***** EXERCISE INPUT *****

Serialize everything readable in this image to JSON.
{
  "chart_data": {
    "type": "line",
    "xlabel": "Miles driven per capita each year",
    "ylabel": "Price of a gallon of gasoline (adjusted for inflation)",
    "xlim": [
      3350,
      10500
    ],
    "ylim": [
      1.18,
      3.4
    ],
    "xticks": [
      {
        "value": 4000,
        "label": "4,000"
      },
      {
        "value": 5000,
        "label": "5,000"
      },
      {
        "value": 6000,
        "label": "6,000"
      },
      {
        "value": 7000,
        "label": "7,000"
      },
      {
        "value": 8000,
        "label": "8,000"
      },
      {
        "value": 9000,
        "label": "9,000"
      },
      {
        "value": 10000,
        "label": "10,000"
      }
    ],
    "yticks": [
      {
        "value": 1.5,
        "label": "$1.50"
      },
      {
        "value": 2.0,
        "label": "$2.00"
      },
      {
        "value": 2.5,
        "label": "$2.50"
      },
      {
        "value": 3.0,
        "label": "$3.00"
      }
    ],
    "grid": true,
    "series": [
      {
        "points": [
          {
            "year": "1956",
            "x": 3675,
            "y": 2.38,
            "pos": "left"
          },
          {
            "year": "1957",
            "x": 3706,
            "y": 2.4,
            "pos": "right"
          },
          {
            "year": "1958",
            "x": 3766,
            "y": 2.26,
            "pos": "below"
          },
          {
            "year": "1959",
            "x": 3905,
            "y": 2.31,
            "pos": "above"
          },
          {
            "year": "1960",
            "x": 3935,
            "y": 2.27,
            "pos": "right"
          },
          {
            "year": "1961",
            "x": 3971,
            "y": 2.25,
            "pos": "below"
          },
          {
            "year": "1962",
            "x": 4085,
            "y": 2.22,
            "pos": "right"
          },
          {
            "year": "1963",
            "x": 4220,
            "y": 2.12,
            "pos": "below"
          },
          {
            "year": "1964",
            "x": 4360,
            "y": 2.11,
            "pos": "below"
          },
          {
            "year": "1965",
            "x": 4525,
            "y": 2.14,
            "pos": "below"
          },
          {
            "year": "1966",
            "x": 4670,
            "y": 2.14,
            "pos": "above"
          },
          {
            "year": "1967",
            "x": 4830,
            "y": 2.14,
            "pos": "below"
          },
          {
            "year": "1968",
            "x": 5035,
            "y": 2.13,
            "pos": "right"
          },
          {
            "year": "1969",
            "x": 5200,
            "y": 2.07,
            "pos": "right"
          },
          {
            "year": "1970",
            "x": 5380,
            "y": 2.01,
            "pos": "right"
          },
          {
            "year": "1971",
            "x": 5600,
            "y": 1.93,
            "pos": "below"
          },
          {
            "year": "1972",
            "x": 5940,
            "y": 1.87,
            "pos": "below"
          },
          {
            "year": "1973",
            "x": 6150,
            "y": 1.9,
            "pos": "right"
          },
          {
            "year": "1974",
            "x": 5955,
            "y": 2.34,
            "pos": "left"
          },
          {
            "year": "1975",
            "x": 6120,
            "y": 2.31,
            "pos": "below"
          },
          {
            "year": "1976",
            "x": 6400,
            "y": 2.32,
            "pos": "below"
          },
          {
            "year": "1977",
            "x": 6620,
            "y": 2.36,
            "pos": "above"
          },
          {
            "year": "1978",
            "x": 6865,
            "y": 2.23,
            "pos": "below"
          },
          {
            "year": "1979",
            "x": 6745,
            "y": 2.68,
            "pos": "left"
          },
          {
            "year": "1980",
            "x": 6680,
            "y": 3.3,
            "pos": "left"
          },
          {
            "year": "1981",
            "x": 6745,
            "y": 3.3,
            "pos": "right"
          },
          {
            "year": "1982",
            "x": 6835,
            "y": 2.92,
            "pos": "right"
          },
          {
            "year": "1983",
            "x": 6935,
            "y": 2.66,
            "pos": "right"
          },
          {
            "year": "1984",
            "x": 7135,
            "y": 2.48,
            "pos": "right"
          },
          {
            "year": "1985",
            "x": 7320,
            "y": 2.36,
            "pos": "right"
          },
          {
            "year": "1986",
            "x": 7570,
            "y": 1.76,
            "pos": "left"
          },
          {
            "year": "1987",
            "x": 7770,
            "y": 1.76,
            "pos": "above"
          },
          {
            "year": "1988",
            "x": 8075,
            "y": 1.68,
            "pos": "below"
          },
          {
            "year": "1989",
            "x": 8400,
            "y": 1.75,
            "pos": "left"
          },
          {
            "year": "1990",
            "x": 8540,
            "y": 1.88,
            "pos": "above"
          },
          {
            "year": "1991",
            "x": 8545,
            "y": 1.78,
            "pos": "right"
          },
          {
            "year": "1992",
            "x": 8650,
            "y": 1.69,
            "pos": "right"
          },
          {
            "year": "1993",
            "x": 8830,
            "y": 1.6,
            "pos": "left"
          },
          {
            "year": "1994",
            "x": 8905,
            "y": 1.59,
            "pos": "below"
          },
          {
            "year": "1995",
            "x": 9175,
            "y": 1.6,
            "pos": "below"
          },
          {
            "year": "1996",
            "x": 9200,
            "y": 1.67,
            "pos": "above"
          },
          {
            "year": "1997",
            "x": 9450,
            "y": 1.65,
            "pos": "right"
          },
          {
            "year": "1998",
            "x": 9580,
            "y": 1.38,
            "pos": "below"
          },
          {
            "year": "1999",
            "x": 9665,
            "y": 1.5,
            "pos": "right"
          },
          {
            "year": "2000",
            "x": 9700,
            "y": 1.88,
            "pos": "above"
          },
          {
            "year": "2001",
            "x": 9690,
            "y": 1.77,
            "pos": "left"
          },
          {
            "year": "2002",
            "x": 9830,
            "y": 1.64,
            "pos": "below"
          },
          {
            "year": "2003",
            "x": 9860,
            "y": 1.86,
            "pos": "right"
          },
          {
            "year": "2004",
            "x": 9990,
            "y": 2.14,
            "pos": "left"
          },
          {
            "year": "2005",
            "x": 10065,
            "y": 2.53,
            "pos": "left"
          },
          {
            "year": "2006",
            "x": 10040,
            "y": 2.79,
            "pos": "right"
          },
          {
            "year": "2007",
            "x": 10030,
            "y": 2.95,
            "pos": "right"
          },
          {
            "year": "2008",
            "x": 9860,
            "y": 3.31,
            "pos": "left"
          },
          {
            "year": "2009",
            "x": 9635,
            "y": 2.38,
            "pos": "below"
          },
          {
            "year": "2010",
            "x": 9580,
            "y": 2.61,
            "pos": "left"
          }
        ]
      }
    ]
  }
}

*****

GOAL OF THE EXERCISE: Output the listing above word for word.

EXERCISE RESULT:
Serialize everything readable in this image to JSON.
{
  "chart_data": {
    "type": "line",
    "xlabel": "Miles driven per capita each year",
    "ylabel": "Price of a gallon of gasoline (adjusted for inflation)",
    "xlim": [
      3350,
      10500
    ],
    "ylim": [
      1.18,
      3.4
    ],
    "xticks": [
      {
        "value": 4000,
        "label": "4,000"
      },
      {
        "value": 5000,
        "label": "5,000"
      },
      {
        "value": 6000,
        "label": "6,000"
      },
      {
        "value": 7000,
        "label": "7,000"
      },
      {
        "value": 8000,
        "label": "8,000"
      },
      {
        "value": 9000,
        "label": "9,000"
      },
      {
        "value": 10000,
        "label": "10,000"
      }
    ],
    "yticks": [
      {
        "value": 1.5,
        "label": "$1.50"
      },
      {
        "value": 2.0,
        "label": "$2.00"
      },
      {
        "value": 2.5,
        "label": "$2.50"
      },
      {
        "value": 3.0,
        "label": "$3.00"
      }
    ],
    "grid": true,
    "series": [
      {
        "points": [
          {
            "year": "1956",
            "x": 3675,
            "y": 2.38,
            "pos": "left"
          },
          {
            "year": "1957",
            "x": 3706,
            "y": 2.4,
            "pos": "right"
          },
          {
            "year": "1958",
            "x": 3766,
            "y": 2.26,
            "pos": "below"
          },
          {
            "year": "1959",
            "x": 3905,
            "y": 2.31,
            "pos": "above"
          },
          {
            "year": "1960",
            "x": 3935,
            "y": 2.27,
            "pos": "right"
          },
          {
            "year": "1961",
            "x": 3971,
            "y": 2.25,
            "pos": "below"
          },
          {
            "year": "1962",
            "x": 4085,
            "y": 2.22,
            "pos": "right"
          },
          {
            "year": "1963",
            "x": 4220,
            "y": 2.12,
            "pos": "below"
          },
          {
            "year": "1964",
            "x": 4360,
            "y": 2.11,
            "pos": "below"
          },
          {
            "year": "1965",
            "x": 4525,
            "y": 2.14,
            "pos": "below"
          },
          {
            "year": "1966",
            "x": 4670,
            "y": 2.14,
            "pos": "above"
          },
          {
            "year": "1967",
            "x": 4830,
            "y": 2.14,
            "pos": "below"
          },
          {
            "year": "1968",
            "x": 5035,
            "y": 2.13,
            "pos": "right"
          },
          {
            "year": "1969",
            "x": 5200,
            "y": 2.07,
            "pos": "right"
          },
          {
            "year": "1970",
            "x": 5380,
            "y": 2.01,
            "pos": "right"
          },
          {
            "year": "1971",
            "x": 5600,
            "y": 1.93,
            "pos": "below"
          },
          {
            "year": "1972",
            "x": 5940,
            "y": 1.87,
            "pos": "below"
          },
          {
            "year": "1973",
            "x": 6150,
            "y": 1.9,
            "pos": "right"
          },
          {
            "year": "1974",
            "x": 5955,
            "y": 2.34,
            "pos": "left"
          },
          {
            "year": "1975",
            "x": 6120,
            "y": 2.31,
            "pos": "below"
          },
          {
            "year": "1976",
            "x": 6400,
            "y": 2.32,
            "pos": "below"
          },
          {
            "year": "1977",
            "x": 6620,
            "y": 2.36,
            "pos": "above"
          },
          {
            "year": "1978",
            "x": 6865,
            "y": 2.23,
            "pos": "below"
          },
          {
            "year": "1979",
            "x": 6745,
            "y": 2.68,
            "pos": "left"
          },
          {
            "year": "1980",
            "x": 6680,
            "y": 3.3,
            "pos": "left"
          },
          {
            "year": "1981",
            "x": 6745,
            "y": 3.3,
            "pos": "right"
          },
          {
            "year": "1982",
            "x": 6835,
            "y": 2.92,
            "pos": "right"
          },
          {
            "year": "1983",
            "x": 6935,
            "y": 2.66,
            "pos": "right"
          },
          {
            "year": "1984",
            "x": 7135,
            "y": 2.48,
            "pos": "right"
          },
          {
            "year": "1985",
            "x": 7320,
            "y": 2.36,
            "pos": "right"
          },
          {
            "year": "1986",
            "x": 7570,
            "y": 1.76,
            "pos": "left"
          },
          {
            "year": "1987",
            "x": 7770,
            "y": 1.76,
            "pos": "above"
          },
          {
            "year": "1988",
            "x": 8075,
            "y": 1.68,
            "pos": "below"
          },
          {
            "year": "1989",
            "x": 8400,
            "y": 1.75,
            "pos": "left"
          },
          {
            "year": "1990",
            "x": 8540,
            "y": 1.88,
            "pos": "above"
          },
          {
            "year": "1991",
            "x": 8545,
            "y": 1.78,
            "pos": "right"
          },
          {
            "year": "1992",
            "x": 8650,
            "y": 1.69,
            "pos": "right"
          },
          {
            "year": "1993",
            "x": 8830,
            "y": 1.6,
            "pos": "left"
          },
          {
            "year": "1994",
            "x": 8905,
            "y": 1.59,
            "pos": "below"
          },
          {
            "year": "1995",
            "x": 9175,
            "y": 1.6,
            "pos": "below"
          },
          {
            "year": "1996",
            "x": 9200,
            "y": 1.67,
            "pos": "above"
          },
          {
            "year": "1997",
            "x": 9450,
            "y": 1.65,
            "pos": "right"
          },
          {
            "year": "1998",
            "x": 9580,
            "y": 1.38,
            "pos": "below"
          },
          {
            "year": "1999",
            "x": 9665,
            "y": 1.5,
            "pos": "right"
          },
          {
            "year": "2000",
            "x": 9700,
            "y": 1.88,
            "pos": "above"
          },
          {
            "year": "2001",
            "x": 9690,
            "y": 1.77,
            "pos": "left"
          },
          {
            "year": "2002",
            "x": 9830,
            "y": 1.64,
            "pos": "below"
          },
          {
            "year": "2003",
            "x": 9860,
            "y": 1.86,
            "pos": "right"
          },
          {
            "year": "2004",
            "x": 9990,
            "y": 2.14,
            "pos": "left"
          },
          {
            "year": "2005",
            "x": 10065,
            "y": 2.53,
            "pos": "left"
          },
          {
            "year": "2006",
            "x": 10040,
            "y": 2.79,
            "pos": "right"
          },
          {
            "year": "2007",
            "x": 10030,
            "y": 2.95,
            "pos": "right"
          },
          {
            "year": "2008",
            "x": 9860,
            "y": 3.31,
            "pos": "left"
          },
          {
            "year": "2009",
            "x": 9635,
            "y": 2.38,
            "pos": "below"
          },
          {
            "year": "2010",
            "x": 9580,
            "y": 2.61,
            "pos": "left"
          }
        ]
      }
    ]
  }
}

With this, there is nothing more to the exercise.